Figure collection entries:
========================================================================

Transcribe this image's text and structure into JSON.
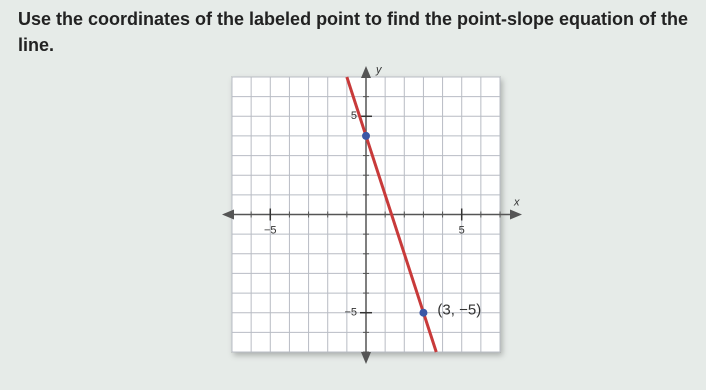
{
  "question": "Use the coordinates of the labeled point to find the point-slope equation of the line.",
  "chart_data": {
    "type": "line",
    "x_label": "x",
    "y_label": "y",
    "xlim": [
      -7,
      7
    ],
    "ylim": [
      -7,
      7
    ],
    "xticks": [
      {
        "value": -5,
        "label": "−5"
      },
      5
    ],
    "yticks": [
      {
        "value": -5,
        "label": "−5"
      },
      5
    ],
    "minor_ticks": [
      -7,
      -6,
      -5,
      -4,
      -3,
      -2,
      -1,
      0,
      1,
      2,
      3,
      4,
      5,
      6,
      7
    ],
    "grid": true,
    "series": [
      {
        "type": "line",
        "color": "#c83a3a",
        "x": [
          -1,
          3.67
        ],
        "values": [
          7,
          -7
        ]
      },
      {
        "type": "scatter",
        "color": "#3b57a6",
        "x": [
          0,
          3
        ],
        "values": [
          4,
          -5
        ]
      }
    ],
    "annotations": [
      {
        "text": "(3, −5)",
        "x": 3,
        "y": -5
      }
    ]
  }
}
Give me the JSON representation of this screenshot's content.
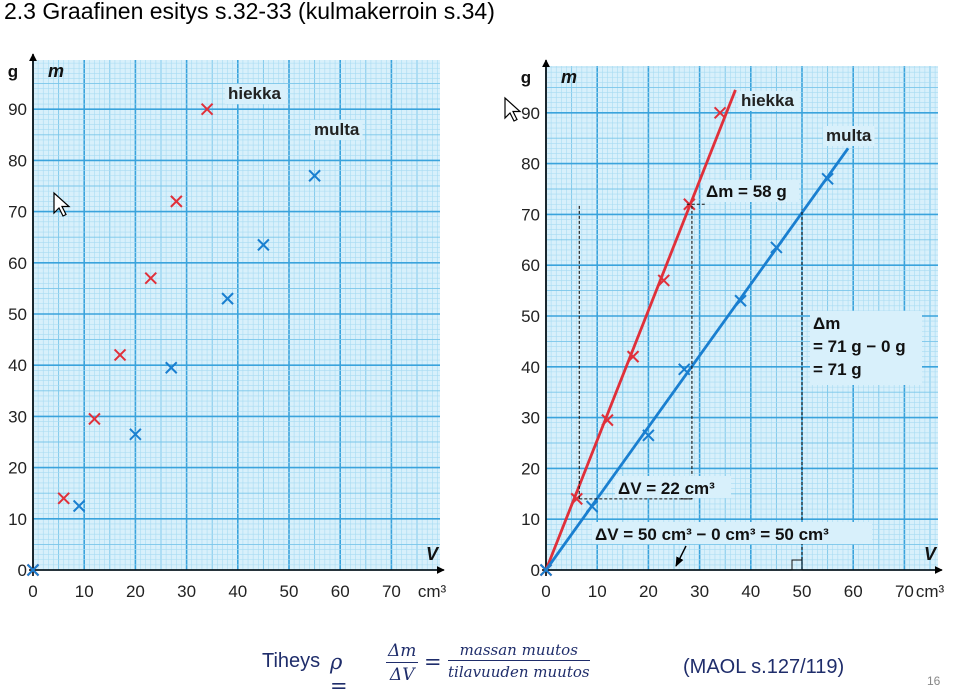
{
  "title": "2.3 Graafinen esitys s.32-33 (kulmakerroin s.34)",
  "chart_data": [
    {
      "type": "scatter",
      "y_unit": "g",
      "y_symbol": "m",
      "x_symbol": "V",
      "x_unit": "cm³",
      "xlim": [
        0,
        80
      ],
      "ylim": [
        0,
        100
      ],
      "x_ticks": [
        0,
        10,
        20,
        30,
        40,
        50,
        60,
        70
      ],
      "y_ticks": [
        0,
        10,
        20,
        30,
        40,
        50,
        60,
        70,
        80,
        90
      ],
      "grid": true,
      "series": [
        {
          "name": "hiekka",
          "color": "#e0303a",
          "x": [
            0,
            6,
            12,
            17,
            23,
            28,
            34
          ],
          "y": [
            0,
            14,
            29.5,
            42,
            57,
            72,
            90
          ]
        },
        {
          "name": "multa",
          "color": "#1a7fd0",
          "x": [
            0,
            9,
            20,
            27,
            38,
            45,
            55
          ],
          "y": [
            0,
            12.5,
            26.5,
            39.5,
            53,
            63.5,
            77
          ]
        }
      ]
    },
    {
      "type": "line",
      "y_unit": "g",
      "y_symbol": "m",
      "x_symbol": "V",
      "x_unit": "cm³",
      "xlim": [
        0,
        80
      ],
      "ylim": [
        0,
        100
      ],
      "x_ticks": [
        0,
        10,
        20,
        30,
        40,
        50,
        60,
        70
      ],
      "y_ticks": [
        0,
        10,
        20,
        30,
        40,
        50,
        60,
        70,
        80,
        90
      ],
      "grid": true,
      "series": [
        {
          "name": "hiekka",
          "color": "#e0303a",
          "x": [
            0,
            6,
            12,
            17,
            23,
            28,
            34
          ],
          "y": [
            0,
            14,
            29.5,
            42,
            57,
            72,
            90
          ],
          "fit_line": {
            "x": [
              0,
              37
            ],
            "y": [
              0,
              94.5
            ]
          }
        },
        {
          "name": "multa",
          "color": "#1a7fd0",
          "x": [
            0,
            9,
            20,
            27,
            38,
            45,
            55
          ],
          "y": [
            0,
            12.5,
            26.5,
            39.5,
            53,
            63.5,
            77
          ],
          "fit_line": {
            "x": [
              0,
              59
            ],
            "y": [
              0,
              83
            ]
          }
        }
      ],
      "annotations": {
        "dm_red": "Δm = 58 g",
        "dv_red": "ΔV = 22 cm³",
        "dm_blue": [
          "Δm",
          "= 71 g − 0 g",
          "= 71 g"
        ],
        "dv_blue": "ΔV = 50 cm³ − 0 cm³ = 50 cm³"
      }
    }
  ],
  "formula": {
    "word": "Tiheys",
    "rho": "ρ =",
    "frac1_num": "Δm",
    "frac1_den": "ΔV",
    "eq": "=",
    "frac2_num": "massan muutos",
    "frac2_den": "tilavuuden muutos"
  },
  "reference": "(MAOL s.127/119)",
  "page_number": "16"
}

========================================================================

▶ _Given task_: Reproduce all of the data exactly; the pictures do not belong in the copy.

▶ _Expected answer_:
Transcribe this image's text and structure into JSON.
{
  "question": "Use the coordinates of the labeled point to find the point-slope equation of the line.",
  "chart_data": {
    "type": "line",
    "x_label": "x",
    "y_label": "y",
    "xlim": [
      -7,
      7
    ],
    "ylim": [
      -7,
      7
    ],
    "xticks": [
      {
        "value": -5,
        "label": "−5"
      },
      5
    ],
    "yticks": [
      {
        "value": -5,
        "label": "−5"
      },
      5
    ],
    "minor_ticks": [
      -7,
      -6,
      -5,
      -4,
      -3,
      -2,
      -1,
      0,
      1,
      2,
      3,
      4,
      5,
      6,
      7
    ],
    "grid": true,
    "series": [
      {
        "type": "line",
        "color": "#c83a3a",
        "x": [
          -1,
          3.67
        ],
        "values": [
          7,
          -7
        ]
      },
      {
        "type": "scatter",
        "color": "#3b57a6",
        "x": [
          0,
          3
        ],
        "values": [
          4,
          -5
        ]
      }
    ],
    "annotations": [
      {
        "text": "(3, −5)",
        "x": 3,
        "y": -5
      }
    ]
  }
}
Give me the JSON representation of this screenshot's content.
{
  "title": "2.3 Graafinen esitys s.32-33 (kulmakerroin s.34)",
  "chart_data": [
    {
      "type": "scatter",
      "y_unit": "g",
      "y_symbol": "m",
      "x_symbol": "V",
      "x_unit": "cm³",
      "xlim": [
        0,
        80
      ],
      "ylim": [
        0,
        100
      ],
      "x_ticks": [
        0,
        10,
        20,
        30,
        40,
        50,
        60,
        70
      ],
      "y_ticks": [
        0,
        10,
        20,
        30,
        40,
        50,
        60,
        70,
        80,
        90
      ],
      "grid": true,
      "series": [
        {
          "name": "hiekka",
          "color": "#e0303a",
          "x": [
            0,
            6,
            12,
            17,
            23,
            28,
            34
          ],
          "y": [
            0,
            14,
            29.5,
            42,
            57,
            72,
            90
          ]
        },
        {
          "name": "multa",
          "color": "#1a7fd0",
          "x": [
            0,
            9,
            20,
            27,
            38,
            45,
            55
          ],
          "y": [
            0,
            12.5,
            26.5,
            39.5,
            53,
            63.5,
            77
          ]
        }
      ]
    },
    {
      "type": "line",
      "y_unit": "g",
      "y_symbol": "m",
      "x_symbol": "V",
      "x_unit": "cm³",
      "xlim": [
        0,
        80
      ],
      "ylim": [
        0,
        100
      ],
      "x_ticks": [
        0,
        10,
        20,
        30,
        40,
        50,
        60,
        70
      ],
      "y_ticks": [
        0,
        10,
        20,
        30,
        40,
        50,
        60,
        70,
        80,
        90
      ],
      "grid": true,
      "series": [
        {
          "name": "hiekka",
          "color": "#e0303a",
          "x": [
            0,
            6,
            12,
            17,
            23,
            28,
            34
          ],
          "y": [
            0,
            14,
            29.5,
            42,
            57,
            72,
            90
          ],
          "fit_line": {
            "x": [
              0,
              37
            ],
            "y": [
              0,
              94.5
            ]
          }
        },
        {
          "name": "multa",
          "color": "#1a7fd0",
          "x": [
            0,
            9,
            20,
            27,
            38,
            45,
            55
          ],
          "y": [
            0,
            12.5,
            26.5,
            39.5,
            53,
            63.5,
            77
          ],
          "fit_line": {
            "x": [
              0,
              59
            ],
            "y": [
              0,
              83
            ]
          }
        }
      ],
      "annotations": {
        "dm_red": "Δm = 58 g",
        "dv_red": "ΔV = 22 cm³",
        "dm_blue": [
          "Δm",
          "= 71 g − 0 g",
          "= 71 g"
        ],
        "dv_blue": "ΔV = 50 cm³ − 0 cm³ = 50 cm³"
      }
    }
  ],
  "formula": {
    "word": "Tiheys",
    "rho": "ρ =",
    "frac1_num": "Δm",
    "frac1_den": "ΔV",
    "eq": "=",
    "frac2_num": "massan muutos",
    "frac2_den": "tilavuuden muutos"
  },
  "reference": "(MAOL s.127/119)",
  "page_number": "16"
}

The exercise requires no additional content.